TO DO: Go through the listing below and gather every line with the word "background".

-- BEGIN GIVEN ENTRIES --

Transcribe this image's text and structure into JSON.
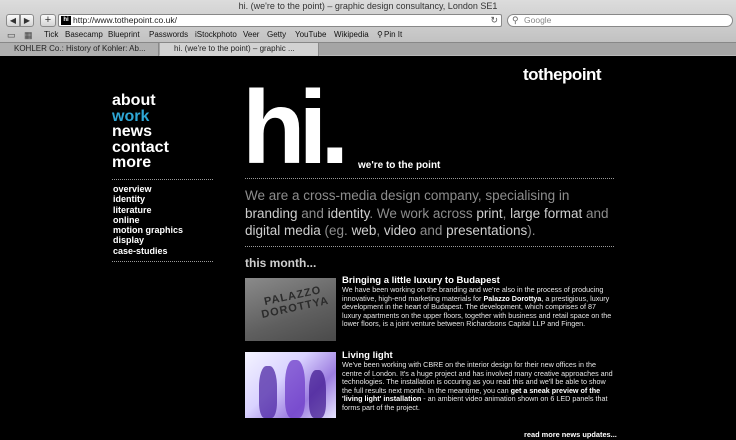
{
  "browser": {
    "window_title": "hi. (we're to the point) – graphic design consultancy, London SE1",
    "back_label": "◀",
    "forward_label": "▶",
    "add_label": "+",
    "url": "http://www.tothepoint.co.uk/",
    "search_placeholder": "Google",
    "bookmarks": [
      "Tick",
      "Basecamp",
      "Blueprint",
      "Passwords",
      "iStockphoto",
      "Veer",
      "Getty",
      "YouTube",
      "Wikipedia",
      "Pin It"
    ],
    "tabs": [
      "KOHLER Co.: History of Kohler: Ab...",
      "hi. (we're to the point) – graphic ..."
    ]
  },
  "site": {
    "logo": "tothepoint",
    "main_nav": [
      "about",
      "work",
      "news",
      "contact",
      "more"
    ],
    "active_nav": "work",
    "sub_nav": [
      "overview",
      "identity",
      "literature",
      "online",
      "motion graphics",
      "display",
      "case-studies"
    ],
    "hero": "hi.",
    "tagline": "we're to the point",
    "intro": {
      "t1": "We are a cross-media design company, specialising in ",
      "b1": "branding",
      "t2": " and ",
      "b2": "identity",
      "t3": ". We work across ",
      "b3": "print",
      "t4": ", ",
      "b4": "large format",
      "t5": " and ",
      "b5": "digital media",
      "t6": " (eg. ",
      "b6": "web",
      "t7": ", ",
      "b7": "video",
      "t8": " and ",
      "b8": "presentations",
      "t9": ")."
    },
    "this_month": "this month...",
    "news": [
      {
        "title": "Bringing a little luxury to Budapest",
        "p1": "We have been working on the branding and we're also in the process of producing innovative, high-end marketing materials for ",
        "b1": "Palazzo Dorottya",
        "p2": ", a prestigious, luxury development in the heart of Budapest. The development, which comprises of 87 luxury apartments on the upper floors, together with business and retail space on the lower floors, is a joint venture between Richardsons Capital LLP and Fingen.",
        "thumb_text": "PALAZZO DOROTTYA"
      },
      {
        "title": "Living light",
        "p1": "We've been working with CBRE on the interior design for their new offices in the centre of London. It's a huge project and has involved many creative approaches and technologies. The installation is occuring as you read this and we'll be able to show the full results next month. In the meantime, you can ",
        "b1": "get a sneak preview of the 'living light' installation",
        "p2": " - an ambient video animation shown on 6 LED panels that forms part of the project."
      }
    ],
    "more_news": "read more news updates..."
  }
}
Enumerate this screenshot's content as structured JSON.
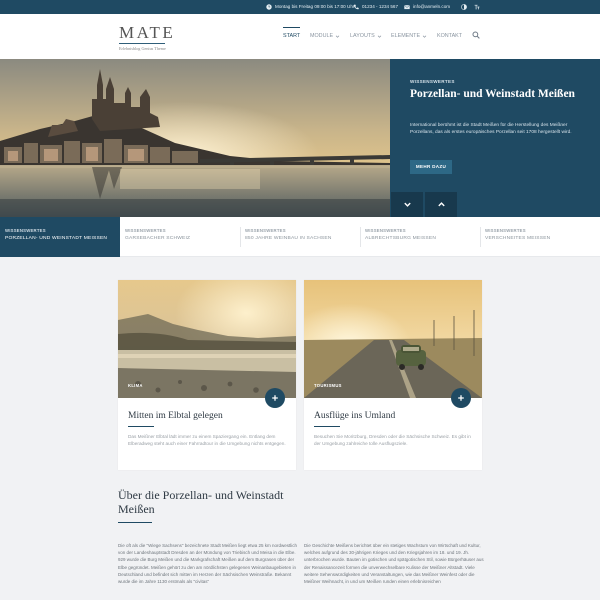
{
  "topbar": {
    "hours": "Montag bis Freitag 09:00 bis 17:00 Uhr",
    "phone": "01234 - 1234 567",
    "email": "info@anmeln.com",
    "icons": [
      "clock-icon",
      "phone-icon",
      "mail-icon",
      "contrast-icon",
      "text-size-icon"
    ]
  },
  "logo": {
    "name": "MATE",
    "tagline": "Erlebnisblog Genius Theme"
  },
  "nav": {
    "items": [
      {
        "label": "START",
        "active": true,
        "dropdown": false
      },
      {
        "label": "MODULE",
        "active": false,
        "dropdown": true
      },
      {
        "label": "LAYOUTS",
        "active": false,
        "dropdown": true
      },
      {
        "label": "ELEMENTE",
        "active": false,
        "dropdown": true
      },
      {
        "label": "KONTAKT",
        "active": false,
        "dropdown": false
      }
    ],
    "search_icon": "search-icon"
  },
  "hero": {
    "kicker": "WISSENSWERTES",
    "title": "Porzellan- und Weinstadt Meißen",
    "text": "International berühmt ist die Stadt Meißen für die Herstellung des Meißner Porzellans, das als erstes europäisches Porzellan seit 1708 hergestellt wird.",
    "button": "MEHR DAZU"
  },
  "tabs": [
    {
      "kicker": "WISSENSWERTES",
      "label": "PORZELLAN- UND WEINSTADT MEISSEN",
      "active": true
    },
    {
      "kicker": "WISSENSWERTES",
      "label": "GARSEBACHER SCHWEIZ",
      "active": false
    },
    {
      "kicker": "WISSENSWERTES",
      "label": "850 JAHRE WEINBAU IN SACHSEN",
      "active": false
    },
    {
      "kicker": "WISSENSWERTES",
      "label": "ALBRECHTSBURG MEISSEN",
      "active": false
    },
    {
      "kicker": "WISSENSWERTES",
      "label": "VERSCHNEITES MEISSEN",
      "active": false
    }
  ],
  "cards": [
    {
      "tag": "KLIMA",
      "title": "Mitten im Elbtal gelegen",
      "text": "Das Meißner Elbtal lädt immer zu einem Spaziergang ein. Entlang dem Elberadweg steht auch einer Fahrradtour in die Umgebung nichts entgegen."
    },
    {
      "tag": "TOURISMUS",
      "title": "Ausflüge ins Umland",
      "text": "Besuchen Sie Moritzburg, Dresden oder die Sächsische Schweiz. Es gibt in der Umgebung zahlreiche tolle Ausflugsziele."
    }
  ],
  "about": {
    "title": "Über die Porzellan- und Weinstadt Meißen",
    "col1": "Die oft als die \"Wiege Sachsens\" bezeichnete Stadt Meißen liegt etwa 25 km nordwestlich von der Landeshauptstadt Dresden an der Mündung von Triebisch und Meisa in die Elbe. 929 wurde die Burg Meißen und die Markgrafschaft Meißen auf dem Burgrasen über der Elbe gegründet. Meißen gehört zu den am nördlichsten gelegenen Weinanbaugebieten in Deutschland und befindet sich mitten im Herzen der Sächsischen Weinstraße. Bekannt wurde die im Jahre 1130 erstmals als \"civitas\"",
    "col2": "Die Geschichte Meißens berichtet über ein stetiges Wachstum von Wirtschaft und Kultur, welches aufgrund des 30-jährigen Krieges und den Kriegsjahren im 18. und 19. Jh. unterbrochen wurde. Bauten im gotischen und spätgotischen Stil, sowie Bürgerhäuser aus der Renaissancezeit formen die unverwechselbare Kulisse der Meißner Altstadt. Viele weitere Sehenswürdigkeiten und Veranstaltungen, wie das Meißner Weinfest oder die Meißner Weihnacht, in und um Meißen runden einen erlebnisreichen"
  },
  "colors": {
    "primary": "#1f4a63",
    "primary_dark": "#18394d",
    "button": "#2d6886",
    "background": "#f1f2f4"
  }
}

-- END GIVEN ENTRIES --
-- BEGIN GIVEN ENTRIES --

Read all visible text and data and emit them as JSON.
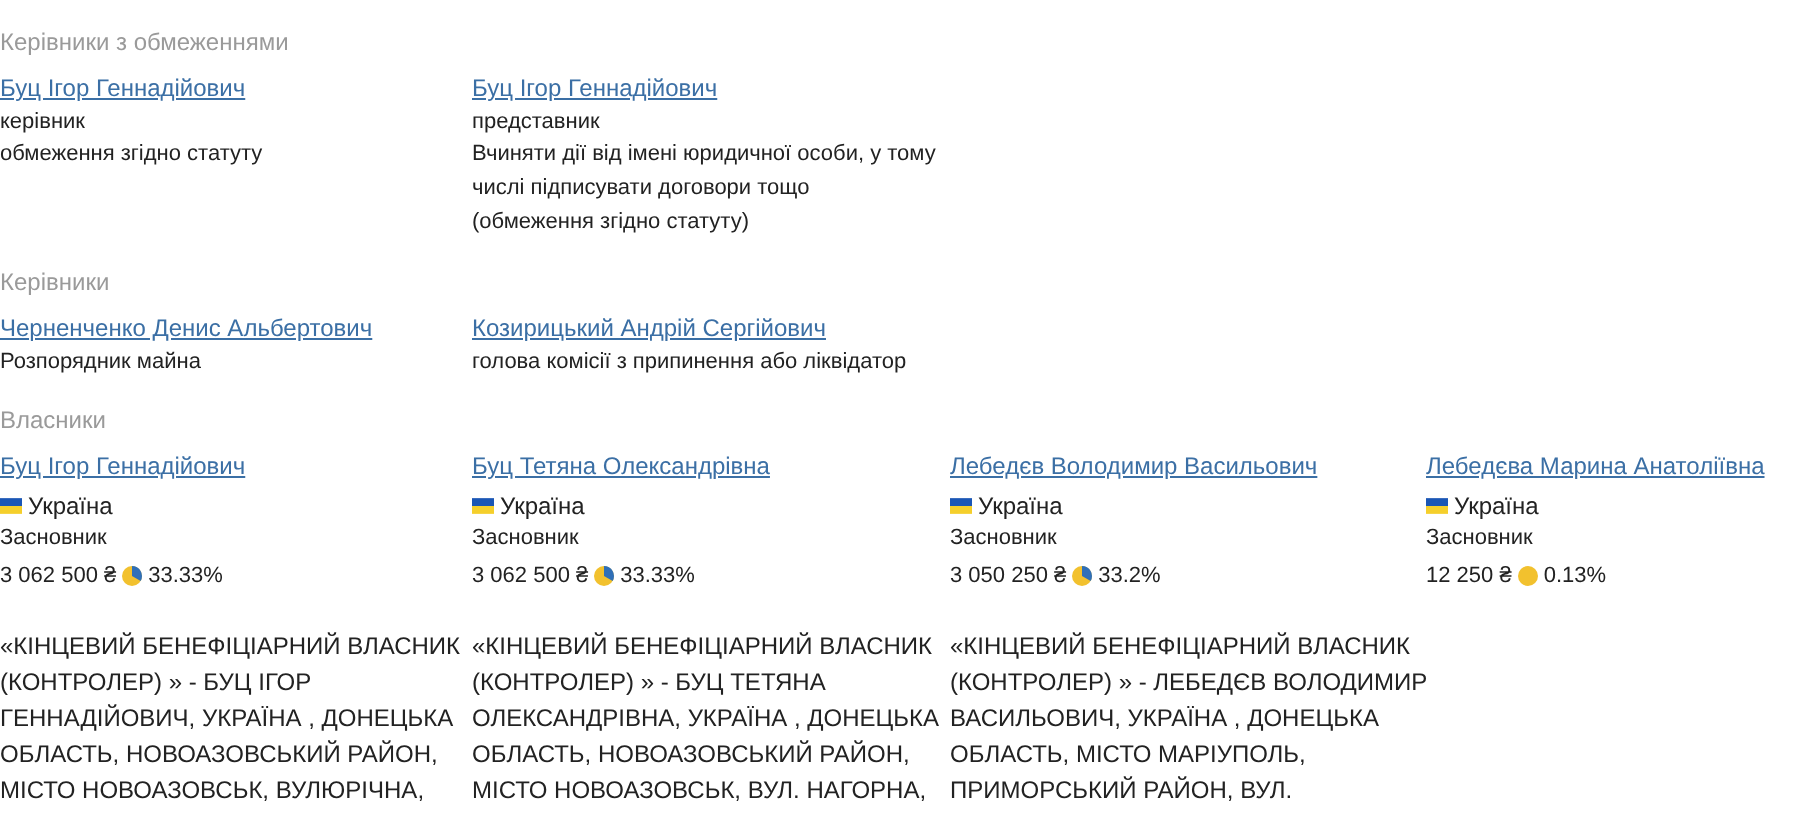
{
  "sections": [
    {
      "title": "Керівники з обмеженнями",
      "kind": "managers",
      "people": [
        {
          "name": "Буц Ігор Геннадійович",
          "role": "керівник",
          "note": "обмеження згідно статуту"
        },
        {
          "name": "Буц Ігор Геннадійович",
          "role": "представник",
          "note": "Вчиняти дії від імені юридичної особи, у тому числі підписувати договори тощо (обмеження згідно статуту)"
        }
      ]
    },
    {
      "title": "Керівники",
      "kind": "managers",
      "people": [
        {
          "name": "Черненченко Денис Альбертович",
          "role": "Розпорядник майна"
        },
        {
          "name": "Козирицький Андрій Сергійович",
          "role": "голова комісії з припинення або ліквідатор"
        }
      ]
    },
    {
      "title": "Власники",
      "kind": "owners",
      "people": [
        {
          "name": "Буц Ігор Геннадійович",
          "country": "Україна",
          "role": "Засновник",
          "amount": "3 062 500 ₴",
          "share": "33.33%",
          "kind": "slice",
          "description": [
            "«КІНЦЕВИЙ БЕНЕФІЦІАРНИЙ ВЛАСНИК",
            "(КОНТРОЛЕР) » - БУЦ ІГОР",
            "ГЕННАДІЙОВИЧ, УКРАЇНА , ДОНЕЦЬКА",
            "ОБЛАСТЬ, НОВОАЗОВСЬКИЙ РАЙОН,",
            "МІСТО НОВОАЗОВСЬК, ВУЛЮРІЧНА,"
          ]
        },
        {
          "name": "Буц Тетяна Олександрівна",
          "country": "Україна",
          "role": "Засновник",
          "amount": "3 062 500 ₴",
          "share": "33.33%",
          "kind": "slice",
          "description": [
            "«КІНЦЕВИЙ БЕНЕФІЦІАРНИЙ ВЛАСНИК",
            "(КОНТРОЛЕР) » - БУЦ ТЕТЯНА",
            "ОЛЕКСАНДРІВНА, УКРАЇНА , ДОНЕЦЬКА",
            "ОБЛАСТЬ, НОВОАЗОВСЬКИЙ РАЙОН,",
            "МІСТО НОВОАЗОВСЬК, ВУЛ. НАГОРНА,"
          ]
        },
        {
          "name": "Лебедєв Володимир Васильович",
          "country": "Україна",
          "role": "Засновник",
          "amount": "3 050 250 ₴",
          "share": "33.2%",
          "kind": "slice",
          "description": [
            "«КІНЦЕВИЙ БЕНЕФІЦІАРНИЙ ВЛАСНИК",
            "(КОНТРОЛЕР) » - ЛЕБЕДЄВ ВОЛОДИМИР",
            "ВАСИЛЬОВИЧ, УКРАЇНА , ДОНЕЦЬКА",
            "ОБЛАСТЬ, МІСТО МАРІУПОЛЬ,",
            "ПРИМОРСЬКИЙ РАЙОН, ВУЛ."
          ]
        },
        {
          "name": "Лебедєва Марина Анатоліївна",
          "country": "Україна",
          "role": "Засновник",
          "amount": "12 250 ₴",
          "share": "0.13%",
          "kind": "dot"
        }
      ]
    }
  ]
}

-- END GIVEN ENTRIES --
-- BEGIN GIVEN ENTRIES --

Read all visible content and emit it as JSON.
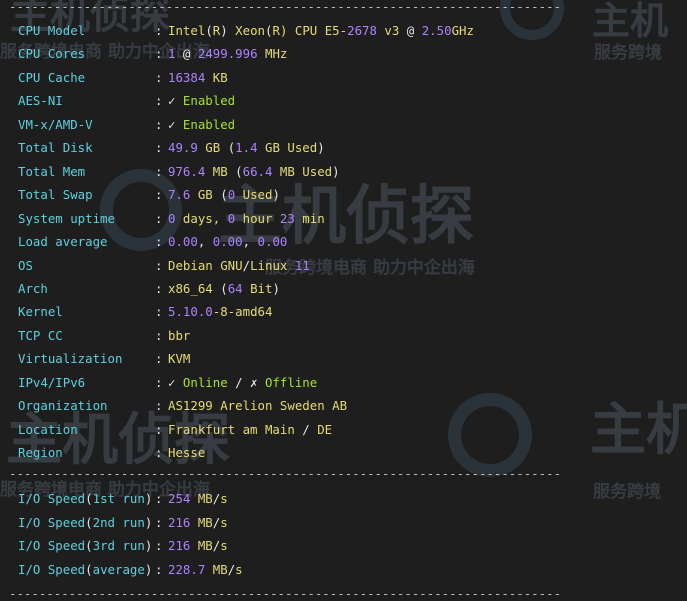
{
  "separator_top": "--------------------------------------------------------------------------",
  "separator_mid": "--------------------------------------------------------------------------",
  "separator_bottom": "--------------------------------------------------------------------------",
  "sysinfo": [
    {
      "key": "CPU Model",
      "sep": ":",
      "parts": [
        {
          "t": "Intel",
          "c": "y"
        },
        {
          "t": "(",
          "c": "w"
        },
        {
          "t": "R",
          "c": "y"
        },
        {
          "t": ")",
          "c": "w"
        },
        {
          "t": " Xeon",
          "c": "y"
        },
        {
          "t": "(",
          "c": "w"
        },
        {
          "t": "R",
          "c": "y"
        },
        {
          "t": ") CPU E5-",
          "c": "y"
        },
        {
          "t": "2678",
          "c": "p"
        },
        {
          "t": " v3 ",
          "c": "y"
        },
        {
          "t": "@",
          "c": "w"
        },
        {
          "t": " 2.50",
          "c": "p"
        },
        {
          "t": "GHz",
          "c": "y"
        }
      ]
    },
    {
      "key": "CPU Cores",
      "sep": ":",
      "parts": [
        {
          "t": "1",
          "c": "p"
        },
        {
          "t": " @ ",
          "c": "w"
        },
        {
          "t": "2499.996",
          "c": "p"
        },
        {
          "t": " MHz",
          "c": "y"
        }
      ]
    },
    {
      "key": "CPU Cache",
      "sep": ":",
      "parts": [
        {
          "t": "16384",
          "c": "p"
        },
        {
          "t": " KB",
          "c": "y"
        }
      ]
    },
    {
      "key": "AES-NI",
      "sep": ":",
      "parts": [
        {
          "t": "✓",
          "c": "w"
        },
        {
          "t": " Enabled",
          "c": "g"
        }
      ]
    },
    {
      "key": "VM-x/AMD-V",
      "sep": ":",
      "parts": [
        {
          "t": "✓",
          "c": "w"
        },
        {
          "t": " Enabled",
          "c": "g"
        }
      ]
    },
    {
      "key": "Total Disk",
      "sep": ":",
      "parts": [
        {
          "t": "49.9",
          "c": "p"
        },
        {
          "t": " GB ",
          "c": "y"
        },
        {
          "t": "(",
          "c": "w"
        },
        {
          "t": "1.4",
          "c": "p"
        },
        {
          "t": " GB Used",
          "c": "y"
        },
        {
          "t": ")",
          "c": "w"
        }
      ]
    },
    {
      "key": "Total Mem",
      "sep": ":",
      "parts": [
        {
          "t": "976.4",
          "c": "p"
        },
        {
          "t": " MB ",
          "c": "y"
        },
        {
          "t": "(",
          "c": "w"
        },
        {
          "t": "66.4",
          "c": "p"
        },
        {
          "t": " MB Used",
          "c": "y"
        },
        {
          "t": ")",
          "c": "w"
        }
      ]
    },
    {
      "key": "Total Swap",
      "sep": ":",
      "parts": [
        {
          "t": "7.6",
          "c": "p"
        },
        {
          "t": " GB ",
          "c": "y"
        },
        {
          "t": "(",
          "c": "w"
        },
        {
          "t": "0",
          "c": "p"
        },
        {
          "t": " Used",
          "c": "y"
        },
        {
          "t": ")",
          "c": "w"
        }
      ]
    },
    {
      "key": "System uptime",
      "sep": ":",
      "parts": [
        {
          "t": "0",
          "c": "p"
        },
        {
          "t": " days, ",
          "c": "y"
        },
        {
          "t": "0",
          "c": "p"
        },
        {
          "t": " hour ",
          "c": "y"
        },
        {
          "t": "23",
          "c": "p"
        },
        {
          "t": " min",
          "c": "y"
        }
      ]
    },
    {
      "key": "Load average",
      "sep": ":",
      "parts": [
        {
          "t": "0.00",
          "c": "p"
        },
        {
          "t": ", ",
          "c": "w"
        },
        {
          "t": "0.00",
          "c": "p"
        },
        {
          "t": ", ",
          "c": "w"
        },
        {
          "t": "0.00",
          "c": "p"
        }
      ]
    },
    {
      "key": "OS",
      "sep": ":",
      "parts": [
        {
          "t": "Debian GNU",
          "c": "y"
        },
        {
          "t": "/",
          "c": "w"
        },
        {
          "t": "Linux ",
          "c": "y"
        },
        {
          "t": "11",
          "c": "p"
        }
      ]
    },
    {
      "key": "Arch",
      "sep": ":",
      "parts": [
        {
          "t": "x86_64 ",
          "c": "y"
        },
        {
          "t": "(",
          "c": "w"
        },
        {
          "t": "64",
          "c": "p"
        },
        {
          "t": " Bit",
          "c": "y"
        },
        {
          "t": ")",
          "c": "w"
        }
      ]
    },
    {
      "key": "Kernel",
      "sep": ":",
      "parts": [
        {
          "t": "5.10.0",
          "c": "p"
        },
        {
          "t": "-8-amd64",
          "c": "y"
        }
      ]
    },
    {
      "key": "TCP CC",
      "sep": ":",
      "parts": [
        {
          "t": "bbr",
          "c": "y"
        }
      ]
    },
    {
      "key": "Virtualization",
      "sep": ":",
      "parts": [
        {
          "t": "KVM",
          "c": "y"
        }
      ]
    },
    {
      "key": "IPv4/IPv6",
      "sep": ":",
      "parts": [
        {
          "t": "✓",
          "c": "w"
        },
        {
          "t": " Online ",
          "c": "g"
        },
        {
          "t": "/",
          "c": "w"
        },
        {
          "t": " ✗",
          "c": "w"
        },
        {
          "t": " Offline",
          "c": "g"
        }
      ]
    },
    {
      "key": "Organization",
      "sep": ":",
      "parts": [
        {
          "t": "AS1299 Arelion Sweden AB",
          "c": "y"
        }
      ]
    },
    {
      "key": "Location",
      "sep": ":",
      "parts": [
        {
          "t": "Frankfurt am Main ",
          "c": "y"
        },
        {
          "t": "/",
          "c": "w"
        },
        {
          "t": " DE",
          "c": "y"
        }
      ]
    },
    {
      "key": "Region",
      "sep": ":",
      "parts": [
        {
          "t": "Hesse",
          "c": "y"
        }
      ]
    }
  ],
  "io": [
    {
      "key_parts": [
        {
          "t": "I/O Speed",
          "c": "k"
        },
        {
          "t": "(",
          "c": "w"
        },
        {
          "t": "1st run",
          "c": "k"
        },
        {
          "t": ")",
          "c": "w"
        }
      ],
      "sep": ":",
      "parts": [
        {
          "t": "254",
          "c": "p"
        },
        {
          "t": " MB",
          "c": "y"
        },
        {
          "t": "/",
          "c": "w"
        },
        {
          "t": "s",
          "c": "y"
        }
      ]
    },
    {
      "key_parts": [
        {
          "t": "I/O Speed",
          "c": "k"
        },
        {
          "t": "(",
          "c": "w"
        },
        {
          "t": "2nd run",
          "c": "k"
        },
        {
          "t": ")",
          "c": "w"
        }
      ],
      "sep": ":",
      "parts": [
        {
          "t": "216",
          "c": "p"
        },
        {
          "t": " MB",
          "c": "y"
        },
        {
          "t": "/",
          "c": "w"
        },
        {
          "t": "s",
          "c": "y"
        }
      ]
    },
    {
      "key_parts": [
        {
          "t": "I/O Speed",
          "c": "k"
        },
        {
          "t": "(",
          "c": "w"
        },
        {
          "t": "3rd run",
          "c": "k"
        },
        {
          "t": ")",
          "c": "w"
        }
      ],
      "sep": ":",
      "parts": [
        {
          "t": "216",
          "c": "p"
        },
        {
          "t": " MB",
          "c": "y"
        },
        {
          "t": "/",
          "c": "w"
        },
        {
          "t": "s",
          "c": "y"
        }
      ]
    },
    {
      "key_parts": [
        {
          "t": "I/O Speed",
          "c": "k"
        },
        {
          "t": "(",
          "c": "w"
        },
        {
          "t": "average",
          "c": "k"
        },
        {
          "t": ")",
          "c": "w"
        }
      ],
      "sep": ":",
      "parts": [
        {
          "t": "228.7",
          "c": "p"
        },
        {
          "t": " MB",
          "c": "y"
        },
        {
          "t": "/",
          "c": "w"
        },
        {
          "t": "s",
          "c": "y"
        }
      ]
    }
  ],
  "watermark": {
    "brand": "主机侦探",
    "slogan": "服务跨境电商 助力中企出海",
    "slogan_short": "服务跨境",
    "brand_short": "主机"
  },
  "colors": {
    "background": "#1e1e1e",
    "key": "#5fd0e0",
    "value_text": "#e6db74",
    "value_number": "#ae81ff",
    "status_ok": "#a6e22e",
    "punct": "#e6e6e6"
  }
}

-- END GIVEN ENTRIES --

SOLUTION FOR THIS PROBLEM:
    "background": "#f1f2f4"
    "background": "#1e1e1e",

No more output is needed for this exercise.